*What the exercise asks*:
Emit the data below verbatim, stripping out any pictures.

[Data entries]

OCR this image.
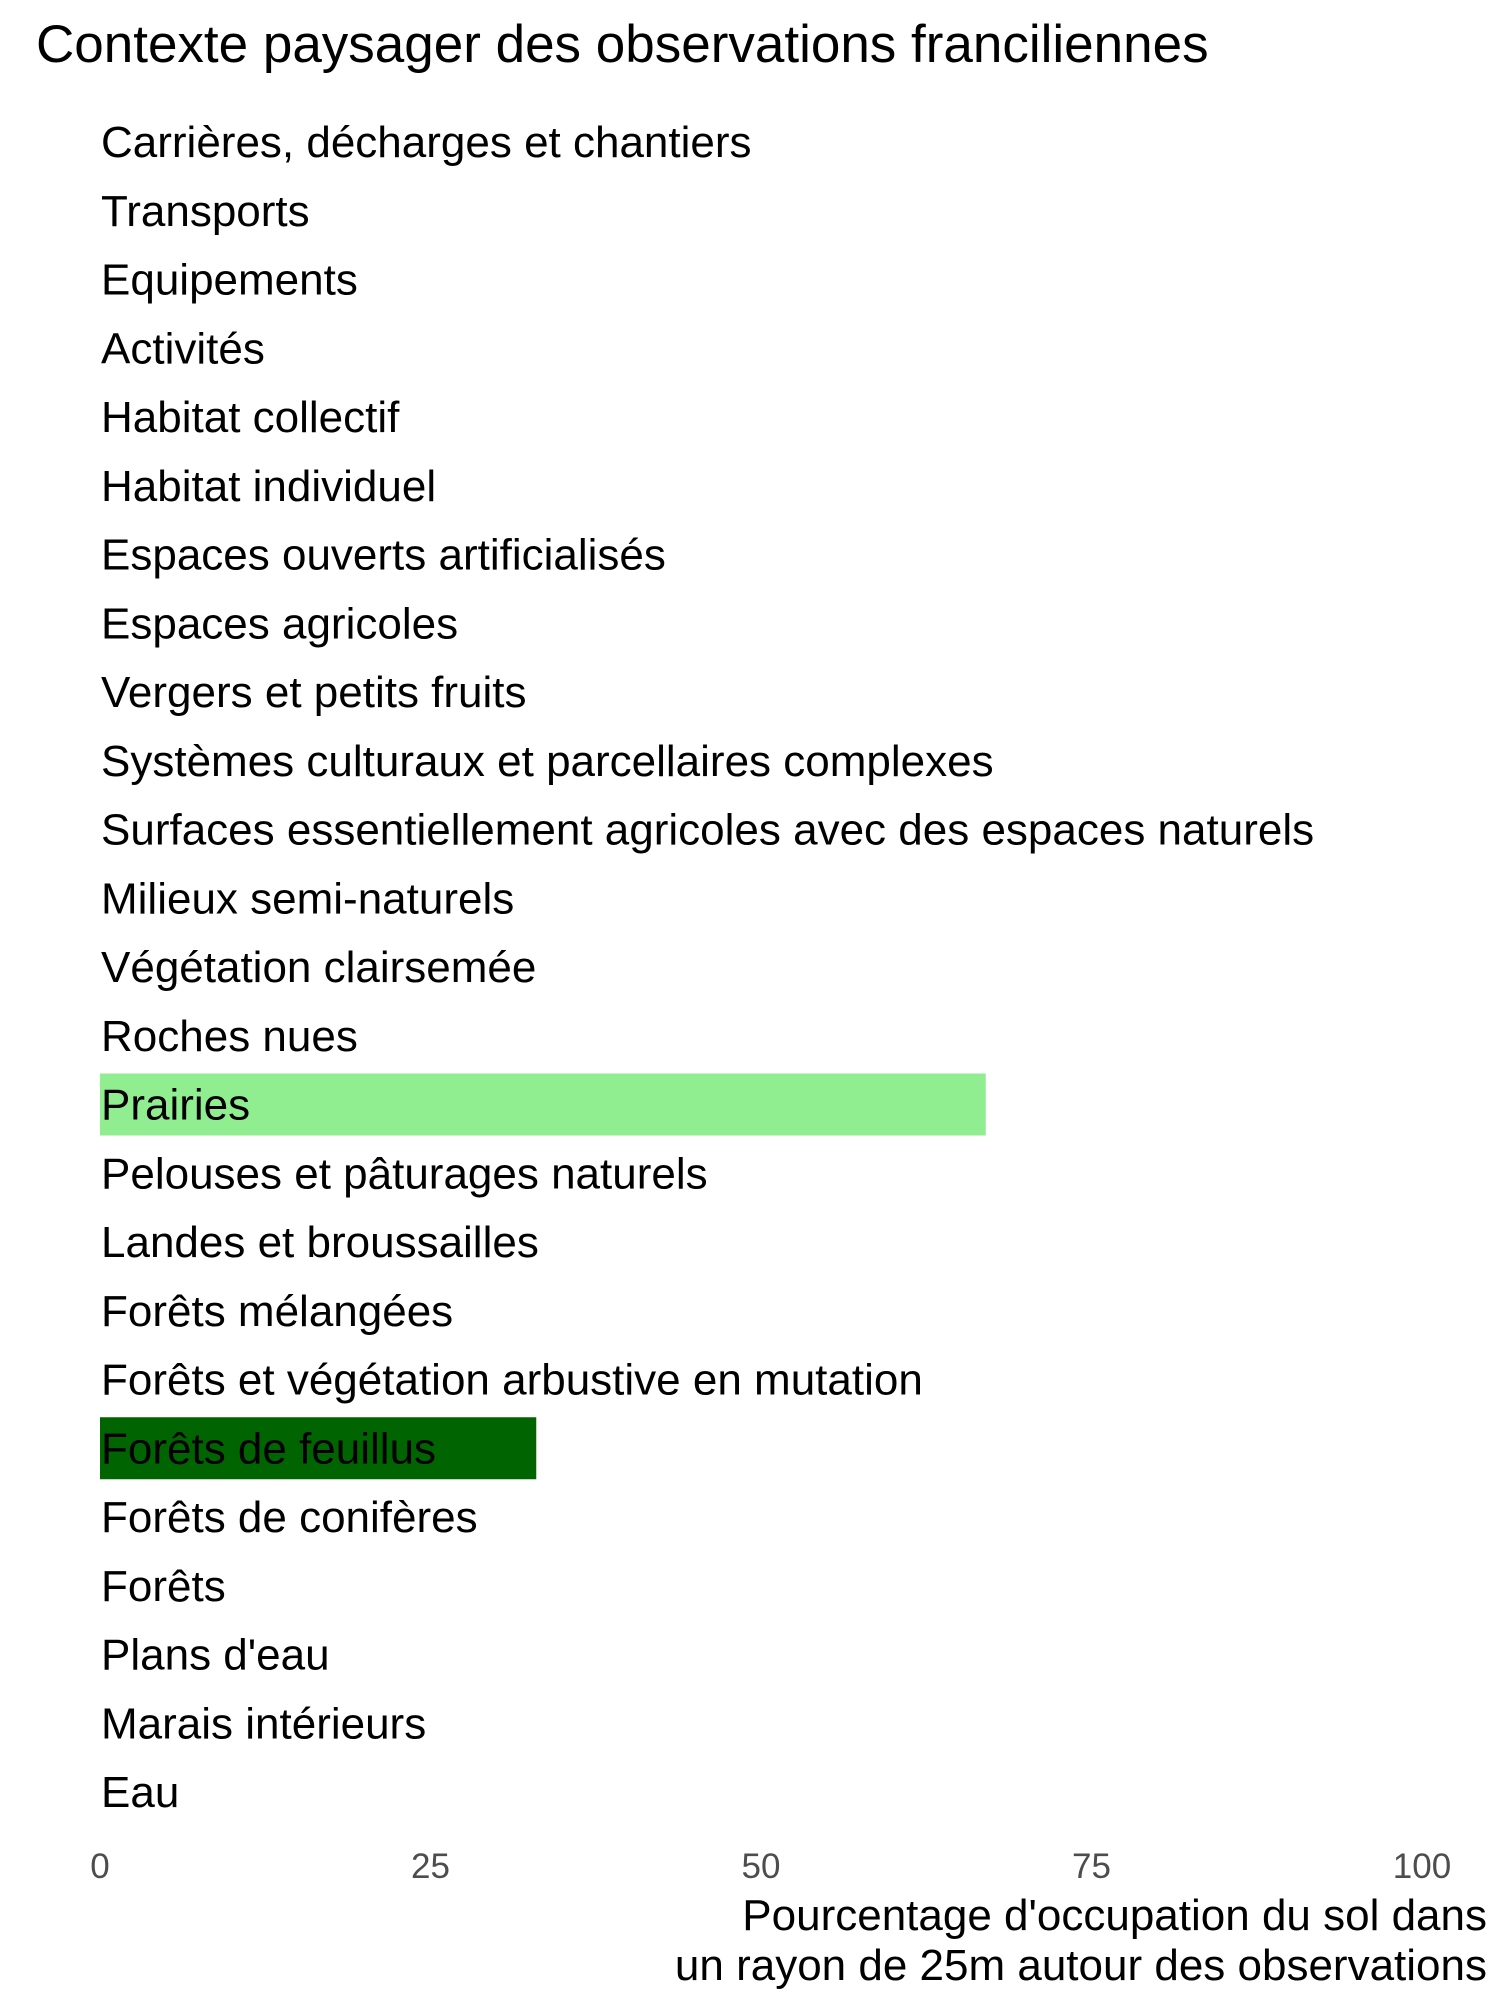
Contexte paysager des observations franciliennes
Carrières, décharges et chantiers
Transports
Equipements
Activités
Habitat collectif
Habitat individuel
Espaces ouverts artificialisés
Espaces agricoles
Vergers et petits fruits
Systèmes culturaux et parcellaires complexes
Surfaces essentiellement agricoles avec des espaces naturels
Milieux semi-naturels
Végétation clairsemée
Roches nues
Prairies
Pelouses et pâturages naturels
Landes et broussailles
Forêts mélangées
Forêts et végétation arbustive en mutation
Forêts de feuillus
Forêts de conifères
Forêts
Plans d'eau
Marais intérieurs
Eau
0	25	50	75	100
Pourcentage d'occupation du sol dans
un rayon de 25m autour des observations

*Solution to the exercise*:
OCR this image.
Contexte paysager des observations franciliennes
Carrières, décharges et chantiers
Transports
Equipements
Activités
Habitat collectif
Habitat individuel
Espaces ouverts artificialisés
Espaces agricoles
Vergers et petits fruits
Systèmes culturaux et parcellaires complexes
Surfaces essentiellement agricoles avec des espaces naturels
Milieux semi-naturels
Végétation clairsemée
Roches nues
Prairies
Pelouses et pâturages naturels
Landes et broussailles
Forêts mélangées
Forêts et végétation arbustive en mutation
Forêts de feuillus
Forêts de conifères
Forêts
Plans d'eau
Marais intérieurs
Eau
0	25	50	75	100
Pourcentage d'occupation du sol dans
un rayon de 25m autour des observations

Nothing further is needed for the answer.